• [DIRECTIONS FOR THIS TASK]: Identify and pull out each line of the entries in which "nicht" occurs.

• [INPUT DATA]:
-------

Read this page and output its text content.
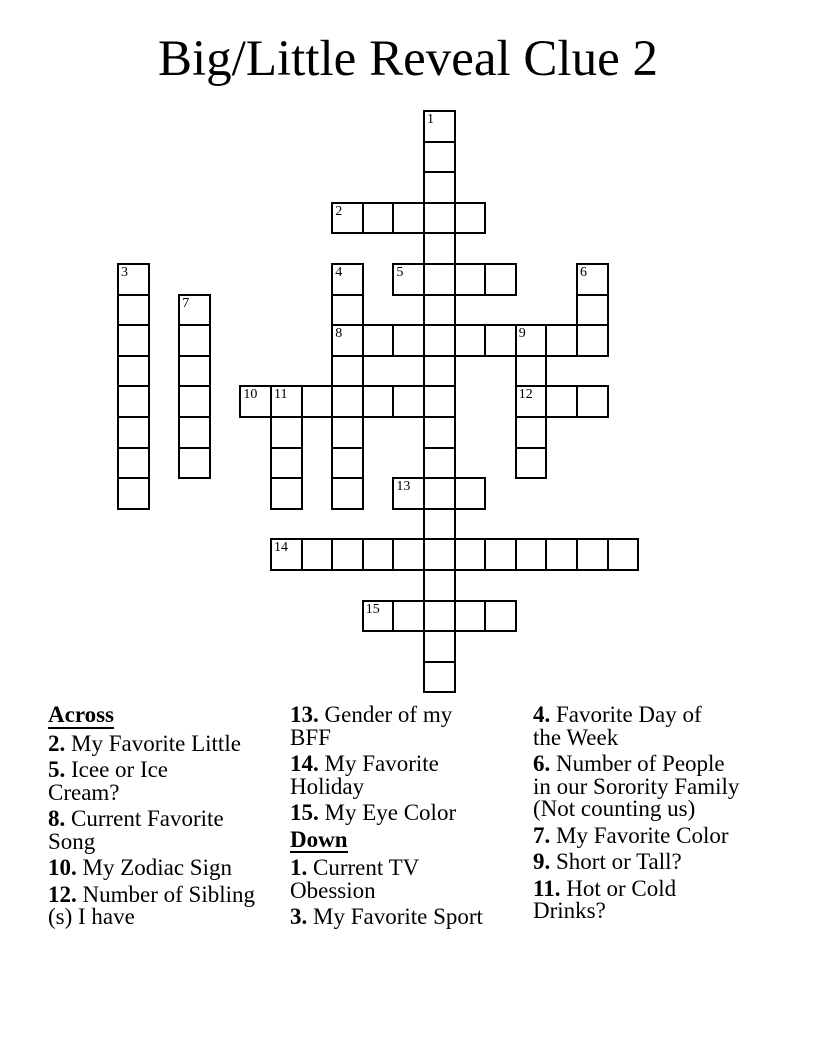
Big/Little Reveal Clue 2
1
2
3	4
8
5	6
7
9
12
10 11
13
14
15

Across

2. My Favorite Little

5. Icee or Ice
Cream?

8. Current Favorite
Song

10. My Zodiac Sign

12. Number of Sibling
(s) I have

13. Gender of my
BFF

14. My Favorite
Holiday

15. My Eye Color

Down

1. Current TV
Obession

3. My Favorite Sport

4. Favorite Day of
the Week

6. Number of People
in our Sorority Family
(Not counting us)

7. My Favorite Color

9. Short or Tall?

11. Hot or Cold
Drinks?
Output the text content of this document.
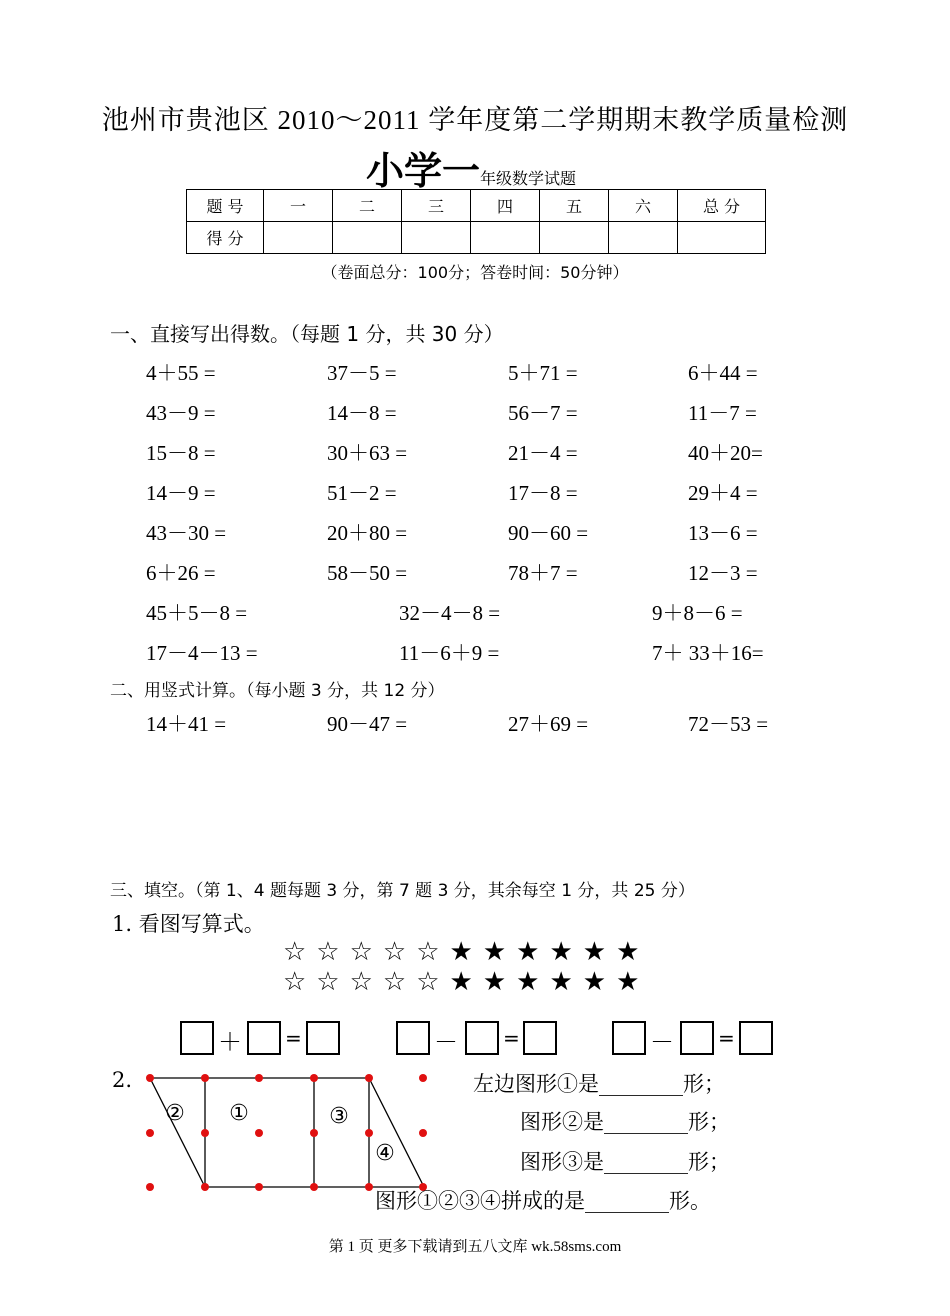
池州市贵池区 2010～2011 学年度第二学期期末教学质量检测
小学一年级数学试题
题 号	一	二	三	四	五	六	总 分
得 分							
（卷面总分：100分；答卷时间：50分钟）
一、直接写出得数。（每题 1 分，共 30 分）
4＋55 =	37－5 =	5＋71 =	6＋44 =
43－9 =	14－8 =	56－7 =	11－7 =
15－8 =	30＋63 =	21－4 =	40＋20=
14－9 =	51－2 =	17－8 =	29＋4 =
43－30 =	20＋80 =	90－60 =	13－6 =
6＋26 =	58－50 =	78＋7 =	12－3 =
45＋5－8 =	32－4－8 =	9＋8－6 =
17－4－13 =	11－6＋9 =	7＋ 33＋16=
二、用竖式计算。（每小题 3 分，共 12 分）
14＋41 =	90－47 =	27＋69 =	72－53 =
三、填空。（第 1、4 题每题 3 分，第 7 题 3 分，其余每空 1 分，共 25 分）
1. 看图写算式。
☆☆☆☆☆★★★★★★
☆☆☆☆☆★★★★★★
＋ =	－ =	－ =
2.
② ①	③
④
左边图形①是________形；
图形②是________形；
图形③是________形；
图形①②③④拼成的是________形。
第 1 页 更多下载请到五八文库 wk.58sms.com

-------

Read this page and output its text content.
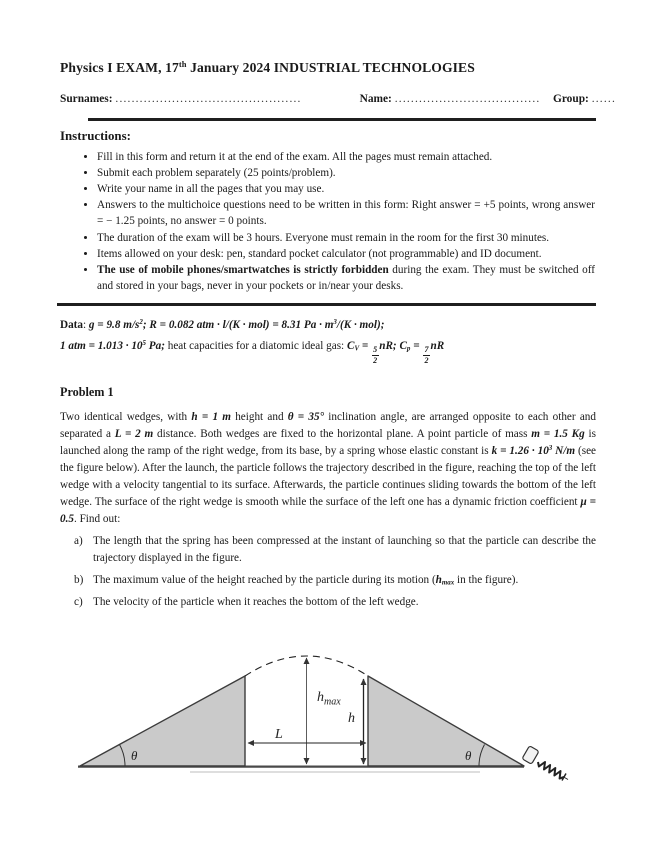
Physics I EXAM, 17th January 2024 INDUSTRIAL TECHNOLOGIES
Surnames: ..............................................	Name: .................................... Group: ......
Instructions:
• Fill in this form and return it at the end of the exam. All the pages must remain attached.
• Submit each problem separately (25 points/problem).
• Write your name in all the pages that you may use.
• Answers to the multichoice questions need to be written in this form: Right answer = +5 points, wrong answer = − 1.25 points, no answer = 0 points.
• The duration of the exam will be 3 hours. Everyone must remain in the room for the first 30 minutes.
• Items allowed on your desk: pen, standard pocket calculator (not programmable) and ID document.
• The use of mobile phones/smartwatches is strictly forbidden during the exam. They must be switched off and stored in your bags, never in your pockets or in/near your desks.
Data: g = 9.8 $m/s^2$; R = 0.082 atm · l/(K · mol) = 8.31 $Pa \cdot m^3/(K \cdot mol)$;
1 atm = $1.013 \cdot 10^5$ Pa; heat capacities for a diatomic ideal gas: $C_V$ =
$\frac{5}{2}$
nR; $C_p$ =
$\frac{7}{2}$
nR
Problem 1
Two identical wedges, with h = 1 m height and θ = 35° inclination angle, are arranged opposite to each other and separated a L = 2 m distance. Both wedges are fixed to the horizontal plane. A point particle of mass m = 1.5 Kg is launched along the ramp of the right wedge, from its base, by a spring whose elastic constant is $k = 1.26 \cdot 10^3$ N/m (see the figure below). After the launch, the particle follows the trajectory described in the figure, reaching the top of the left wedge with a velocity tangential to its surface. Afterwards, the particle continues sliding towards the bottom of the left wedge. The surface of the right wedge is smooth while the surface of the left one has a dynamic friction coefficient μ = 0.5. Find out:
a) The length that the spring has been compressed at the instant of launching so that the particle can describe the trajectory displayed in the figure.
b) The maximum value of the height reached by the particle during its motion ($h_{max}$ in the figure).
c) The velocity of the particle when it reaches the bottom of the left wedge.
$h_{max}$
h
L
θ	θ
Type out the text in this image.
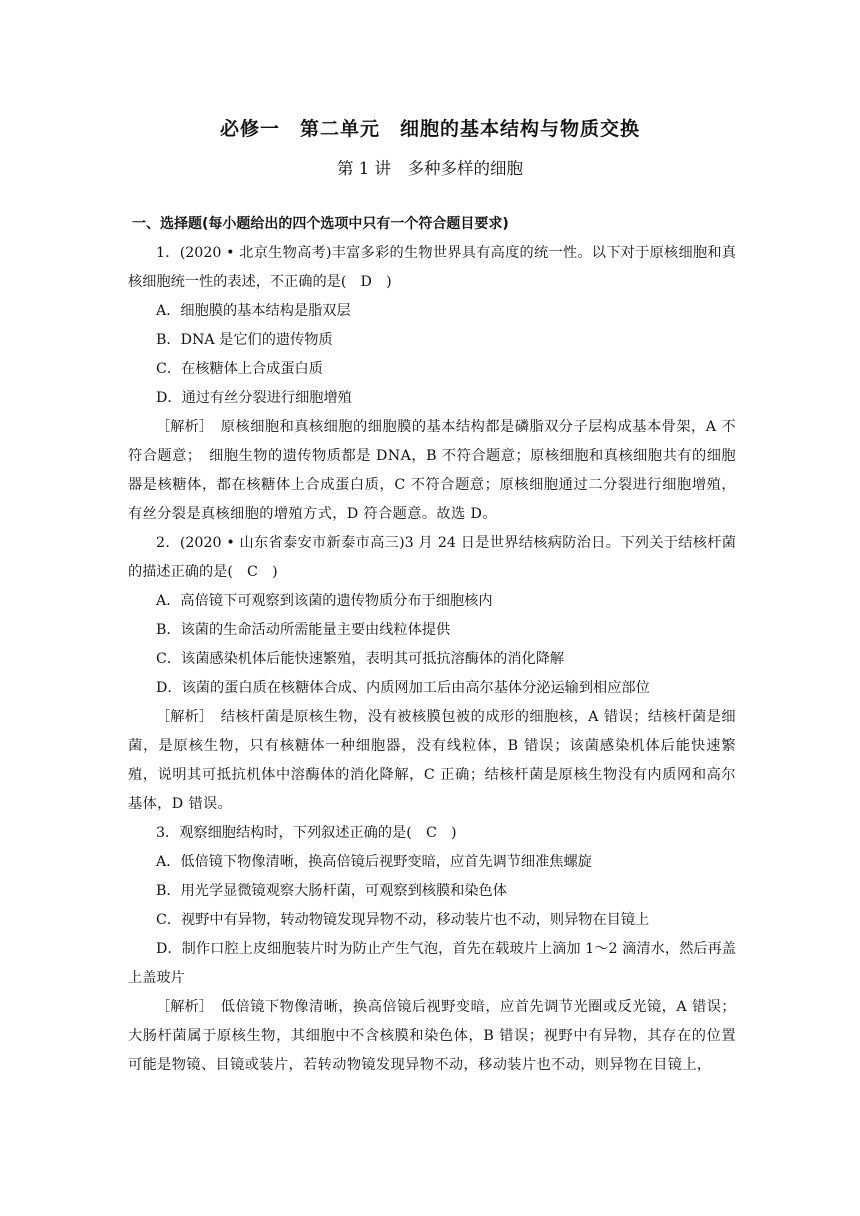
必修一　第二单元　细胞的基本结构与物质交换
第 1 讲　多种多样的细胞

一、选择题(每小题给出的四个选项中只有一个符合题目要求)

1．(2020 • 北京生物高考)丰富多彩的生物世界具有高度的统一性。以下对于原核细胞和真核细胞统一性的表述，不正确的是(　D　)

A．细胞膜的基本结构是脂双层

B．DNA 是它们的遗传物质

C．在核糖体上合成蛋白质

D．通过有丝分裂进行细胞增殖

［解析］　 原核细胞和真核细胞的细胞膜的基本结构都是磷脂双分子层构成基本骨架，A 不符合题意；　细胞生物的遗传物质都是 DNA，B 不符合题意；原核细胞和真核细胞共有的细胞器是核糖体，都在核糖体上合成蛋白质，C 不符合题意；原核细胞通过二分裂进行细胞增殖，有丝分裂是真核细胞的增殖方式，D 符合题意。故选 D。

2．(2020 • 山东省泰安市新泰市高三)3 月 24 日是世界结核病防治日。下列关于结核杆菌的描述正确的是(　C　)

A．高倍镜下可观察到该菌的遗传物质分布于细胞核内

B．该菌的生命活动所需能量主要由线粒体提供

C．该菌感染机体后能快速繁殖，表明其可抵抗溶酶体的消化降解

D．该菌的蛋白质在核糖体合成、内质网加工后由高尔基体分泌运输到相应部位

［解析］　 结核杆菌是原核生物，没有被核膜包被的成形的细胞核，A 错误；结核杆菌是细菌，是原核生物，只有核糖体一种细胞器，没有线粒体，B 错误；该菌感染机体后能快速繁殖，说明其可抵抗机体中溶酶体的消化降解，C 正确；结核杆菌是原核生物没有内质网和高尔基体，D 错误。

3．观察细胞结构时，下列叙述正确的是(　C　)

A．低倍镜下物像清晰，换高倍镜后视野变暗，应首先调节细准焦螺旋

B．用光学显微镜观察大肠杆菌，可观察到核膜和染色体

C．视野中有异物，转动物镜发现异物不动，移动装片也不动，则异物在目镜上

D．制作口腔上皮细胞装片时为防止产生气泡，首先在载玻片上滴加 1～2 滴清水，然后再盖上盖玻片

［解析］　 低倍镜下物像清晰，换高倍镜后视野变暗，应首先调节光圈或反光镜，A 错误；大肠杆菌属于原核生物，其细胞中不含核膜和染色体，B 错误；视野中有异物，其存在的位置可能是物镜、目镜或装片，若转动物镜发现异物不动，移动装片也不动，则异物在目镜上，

-------

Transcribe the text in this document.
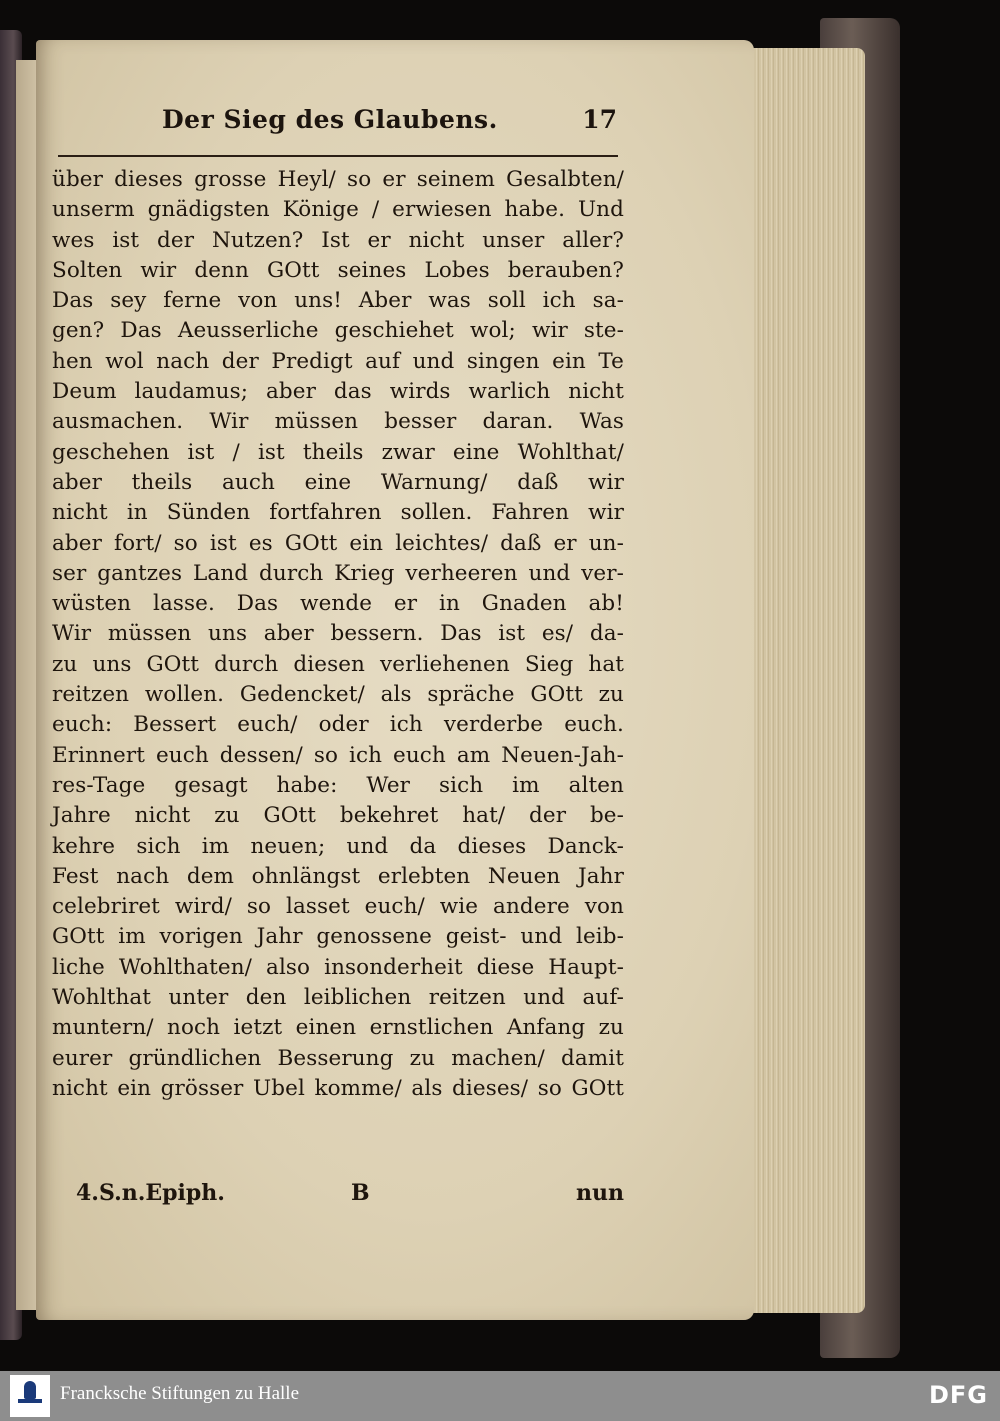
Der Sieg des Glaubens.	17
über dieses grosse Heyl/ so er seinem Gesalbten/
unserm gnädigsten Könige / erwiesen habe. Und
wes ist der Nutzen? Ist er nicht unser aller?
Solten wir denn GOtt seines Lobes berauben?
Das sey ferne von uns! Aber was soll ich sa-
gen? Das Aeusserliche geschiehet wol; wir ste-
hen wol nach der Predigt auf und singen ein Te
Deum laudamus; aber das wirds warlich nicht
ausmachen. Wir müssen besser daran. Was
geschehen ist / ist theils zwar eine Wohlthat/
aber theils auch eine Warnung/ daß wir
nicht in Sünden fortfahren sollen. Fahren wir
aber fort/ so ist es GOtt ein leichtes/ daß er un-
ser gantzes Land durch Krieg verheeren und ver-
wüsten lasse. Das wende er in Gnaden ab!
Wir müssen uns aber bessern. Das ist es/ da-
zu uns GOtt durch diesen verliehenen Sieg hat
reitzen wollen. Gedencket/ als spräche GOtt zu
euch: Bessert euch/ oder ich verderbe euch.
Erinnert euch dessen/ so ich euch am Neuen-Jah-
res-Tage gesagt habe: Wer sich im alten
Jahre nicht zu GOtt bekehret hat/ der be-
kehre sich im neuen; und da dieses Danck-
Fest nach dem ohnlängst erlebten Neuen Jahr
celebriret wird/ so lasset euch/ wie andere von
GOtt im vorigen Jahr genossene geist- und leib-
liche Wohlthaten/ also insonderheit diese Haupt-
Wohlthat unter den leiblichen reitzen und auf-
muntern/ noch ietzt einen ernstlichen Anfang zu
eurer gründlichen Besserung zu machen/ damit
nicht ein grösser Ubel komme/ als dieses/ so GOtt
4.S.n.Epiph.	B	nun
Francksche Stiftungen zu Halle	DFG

-------

• [EXERCISE OUTPUT]:
wes ist der Nutzen? Ist er nicht unser aller?
Deum laudamus; aber das wirds warlich nicht
nicht in Sünden fortfahren sollen. Fahren wir
Jahre nicht zu GOtt bekehret hat/ der be-
nicht ein grösser Ubel komme/ als dieses/ so GOtt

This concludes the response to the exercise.